→ **Materials provided**:

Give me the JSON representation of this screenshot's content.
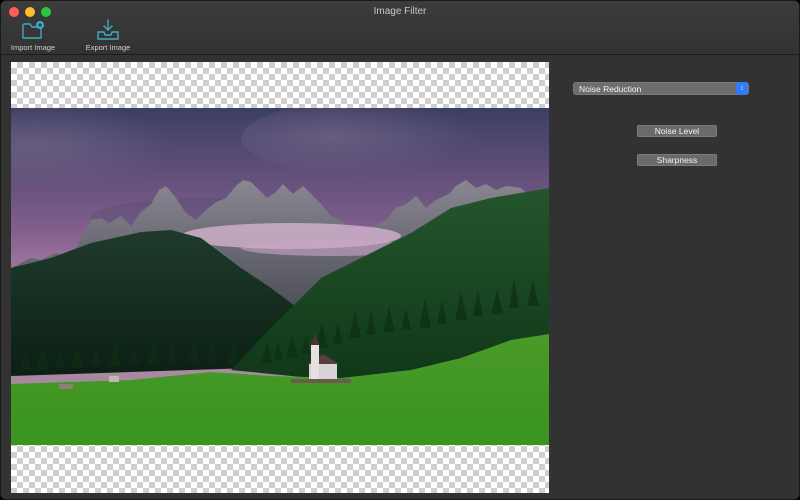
{
  "window": {
    "title": "Image Filter"
  },
  "toolbar": {
    "import": {
      "label": "Import Image",
      "icon": "folder-add-icon"
    },
    "export": {
      "label": "Export Image",
      "icon": "tray-download-icon"
    }
  },
  "filter_select": {
    "value": "Noise Reduction"
  },
  "buttons": {
    "noise_level": "Noise Level",
    "sharpness": "Sharpness"
  },
  "colors": {
    "accent": "#2f7cf6",
    "icon": "#3fa9c9"
  }
}
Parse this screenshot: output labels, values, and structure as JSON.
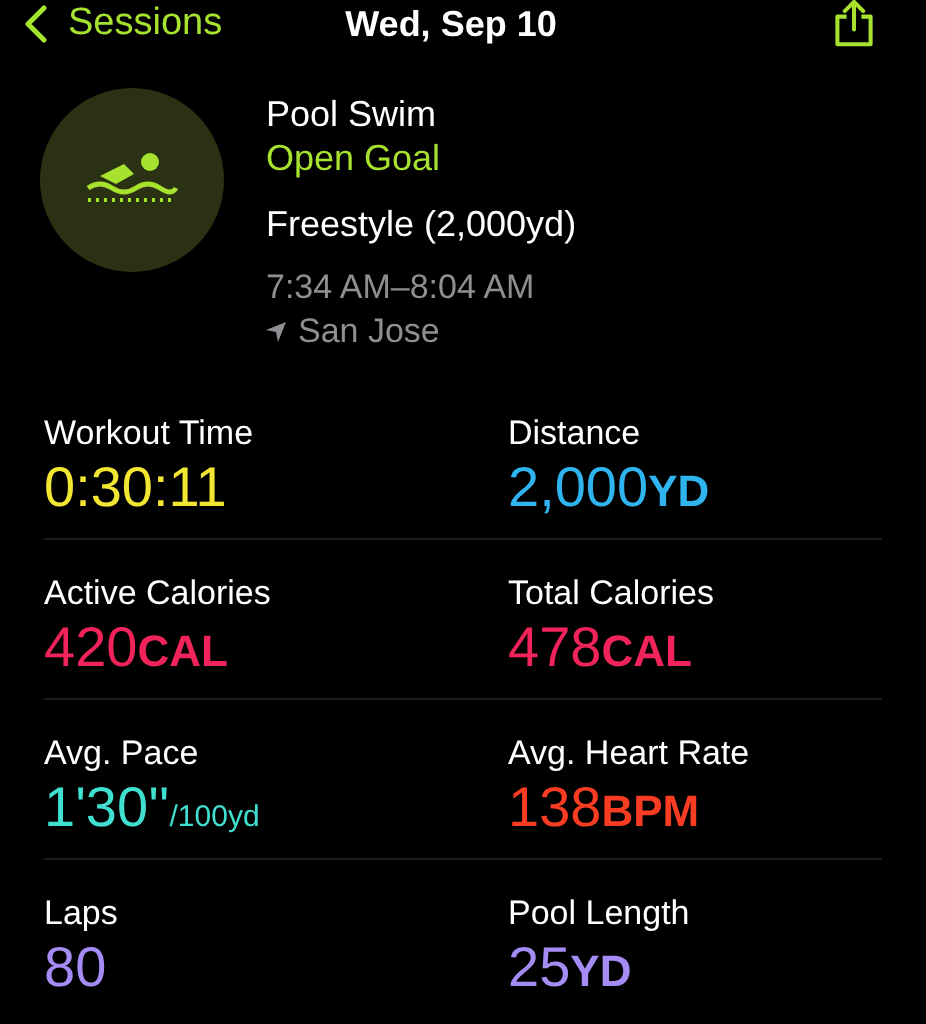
{
  "nav": {
    "back_label": "Sessions",
    "title": "Wed, Sep 10"
  },
  "summary": {
    "activity": "Pool Swim",
    "goal": "Open Goal",
    "stroke": "Freestyle (2,000yd)",
    "time_range": "7:34 AM–8:04 AM",
    "location": "San Jose"
  },
  "metrics": [
    {
      "label": "Workout Time",
      "value": "0:30:11",
      "color": "#f2e633"
    },
    {
      "label": "Distance",
      "value": "2,000",
      "unit": "YD",
      "color": "#2fb4f0"
    },
    {
      "label": "Active Calories",
      "value": "420",
      "unit": "CAL",
      "color": "#f0245a"
    },
    {
      "label": "Total Calories",
      "value": "478",
      "unit": "CAL",
      "color": "#f0245a"
    },
    {
      "label": "Avg. Pace",
      "value": "1'30''",
      "unit": "/100yd",
      "color": "#3fe0d0"
    },
    {
      "label": "Avg. Heart Rate",
      "value": "138",
      "unit": "BPM",
      "color": "#fa3c22"
    },
    {
      "label": "Laps",
      "value": "80",
      "color": "#a58cf5"
    },
    {
      "label": "Pool Length",
      "value": "25",
      "unit": "YD",
      "color": "#a58cf5"
    }
  ]
}
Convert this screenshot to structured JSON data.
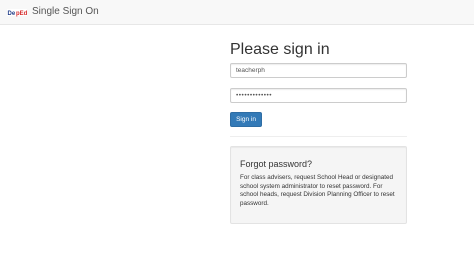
{
  "navbar": {
    "brand_title": "Single Sign On",
    "logo_icon": "deped-logo-icon"
  },
  "login": {
    "heading": "Please sign in",
    "username_value": "teacherph",
    "password_value": "•••••••••••••",
    "signin_label": "Sign in"
  },
  "forgot": {
    "title": "Forgot password?",
    "body": "For class advisers, request School Head or designated school system administrator to reset password. For school heads, request Division Planning Officer to reset password."
  },
  "colors": {
    "primary": "#337ab7",
    "navbar_bg": "#f8f8f8",
    "well_bg": "#f5f5f5"
  }
}
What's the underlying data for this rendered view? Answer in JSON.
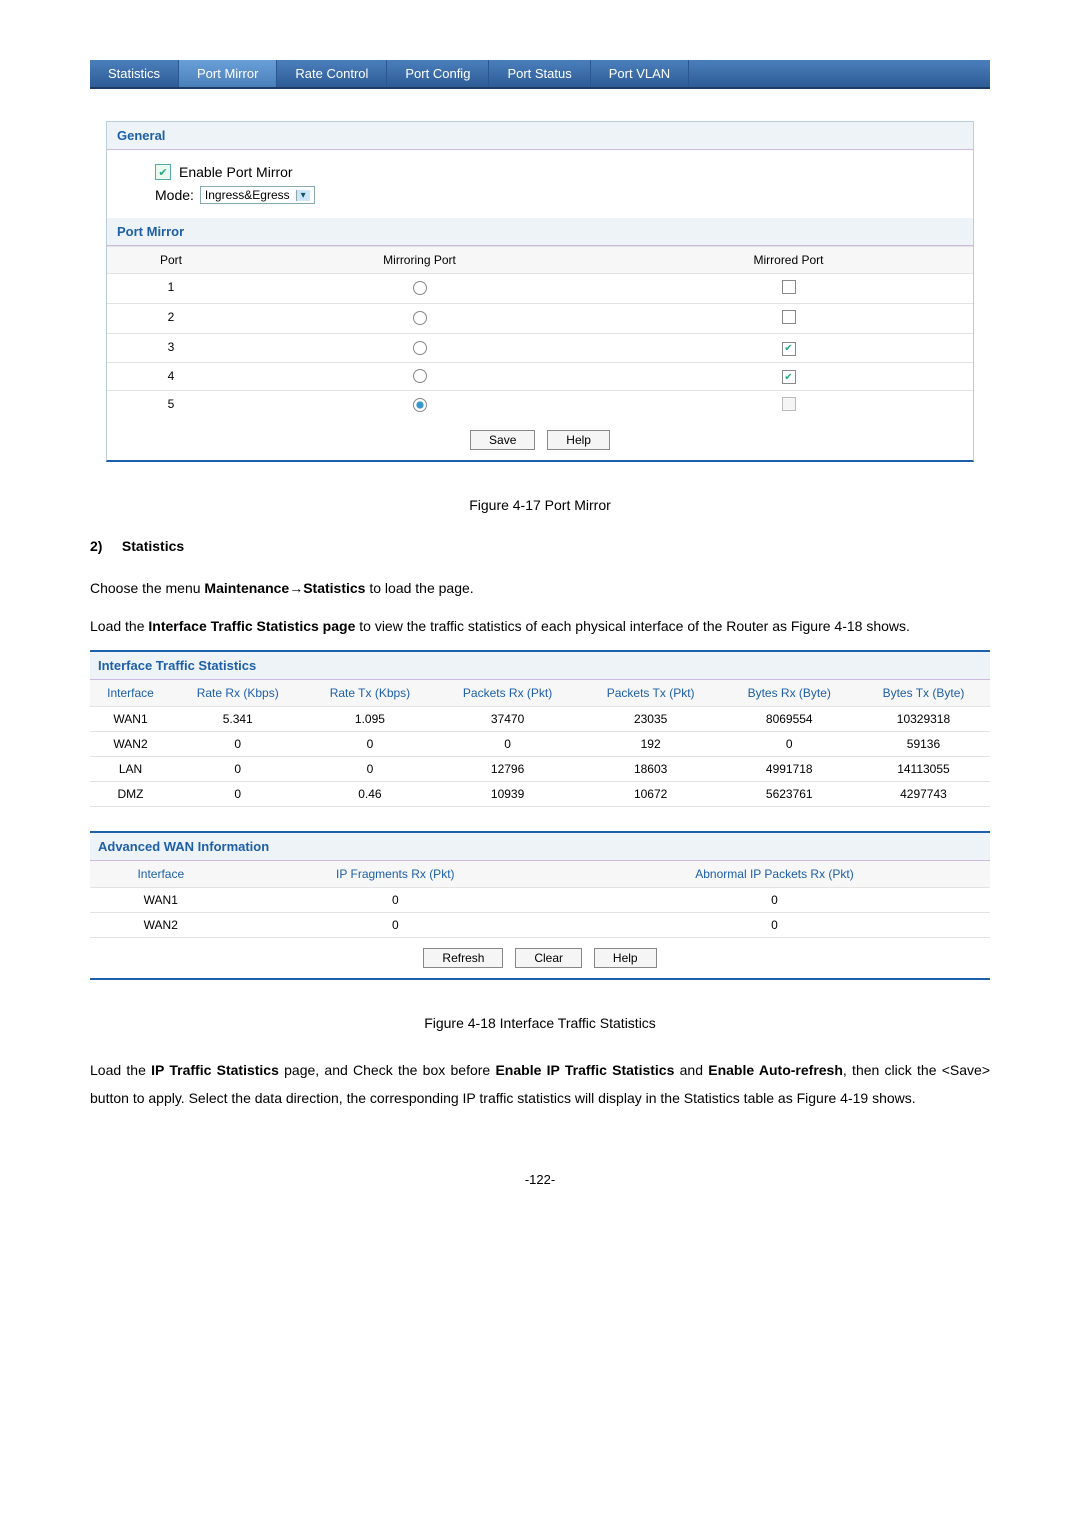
{
  "tabs": [
    "Statistics",
    "Port Mirror",
    "Rate Control",
    "Port Config",
    "Port Status",
    "Port VLAN"
  ],
  "general": {
    "title": "General",
    "enable_label": "Enable Port Mirror",
    "enable_checked": true,
    "mode_label": "Mode:",
    "mode_value": "Ingress&Egress"
  },
  "port_mirror": {
    "title": "Port Mirror",
    "cols": {
      "port": "Port",
      "mirroring": "Mirroring Port",
      "mirrored": "Mirrored Port"
    },
    "rows": [
      {
        "port": "1",
        "mirroring_selected": false,
        "mirrored_checked": false,
        "mirrored_disabled": false
      },
      {
        "port": "2",
        "mirroring_selected": false,
        "mirrored_checked": false,
        "mirrored_disabled": false
      },
      {
        "port": "3",
        "mirroring_selected": false,
        "mirrored_checked": true,
        "mirrored_disabled": false
      },
      {
        "port": "4",
        "mirroring_selected": false,
        "mirrored_checked": true,
        "mirrored_disabled": false
      },
      {
        "port": "5",
        "mirroring_selected": true,
        "mirrored_checked": false,
        "mirrored_disabled": true
      }
    ],
    "save": "Save",
    "help": "Help"
  },
  "fig1": "Figure 4-17 Port Mirror",
  "section2": {
    "heading_num": "2)",
    "heading": "Statistics",
    "p1a": "Choose the menu ",
    "p1b": "Maintenance→Statistics",
    "p1c": " to load the page.",
    "p2a": "Load the ",
    "p2b": "Interface Traffic Statistics page",
    "p2c": " to view the traffic statistics of each physical interface of the Router as Figure 4-18 shows."
  },
  "its": {
    "title": "Interface Traffic Statistics",
    "headers": [
      "Interface",
      "Rate Rx (Kbps)",
      "Rate Tx (Kbps)",
      "Packets Rx (Pkt)",
      "Packets Tx (Pkt)",
      "Bytes Rx (Byte)",
      "Bytes Tx (Byte)"
    ],
    "rows": [
      [
        "WAN1",
        "5.341",
        "1.095",
        "37470",
        "23035",
        "8069554",
        "10329318"
      ],
      [
        "WAN2",
        "0",
        "0",
        "0",
        "192",
        "0",
        "59136"
      ],
      [
        "LAN",
        "0",
        "0",
        "12796",
        "18603",
        "4991718",
        "14113055"
      ],
      [
        "DMZ",
        "0",
        "0.46",
        "10939",
        "10672",
        "5623761",
        "4297743"
      ]
    ]
  },
  "adv": {
    "title": "Advanced WAN Information",
    "headers": [
      "Interface",
      "IP Fragments Rx (Pkt)",
      "Abnormal IP Packets Rx (Pkt)"
    ],
    "rows": [
      [
        "WAN1",
        "0",
        "0"
      ],
      [
        "WAN2",
        "0",
        "0"
      ]
    ],
    "refresh": "Refresh",
    "clear": "Clear",
    "help": "Help"
  },
  "fig2": "Figure 4-18 Interface Traffic Statistics",
  "p3": {
    "a": "Load the ",
    "b": "IP Traffic Statistics",
    "c": " page, and Check the box before ",
    "d": "Enable IP Traffic Statistics",
    "e": " and ",
    "f": "Enable Auto-refresh",
    "g": ", then click the <Save> button to apply. Select the data direction, the corresponding IP traffic statistics will display in the Statistics table as Figure 4-19 shows."
  },
  "pagenum": "-122-"
}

→ **To do**: Return all lines of the material above in which the word "Packets" occurs.

→ **Exercise solution**:
      "Packets Rx (Pkt)",
      "Packets Tx (Pkt)",
      "Abnormal IP Packets Rx (Pkt)"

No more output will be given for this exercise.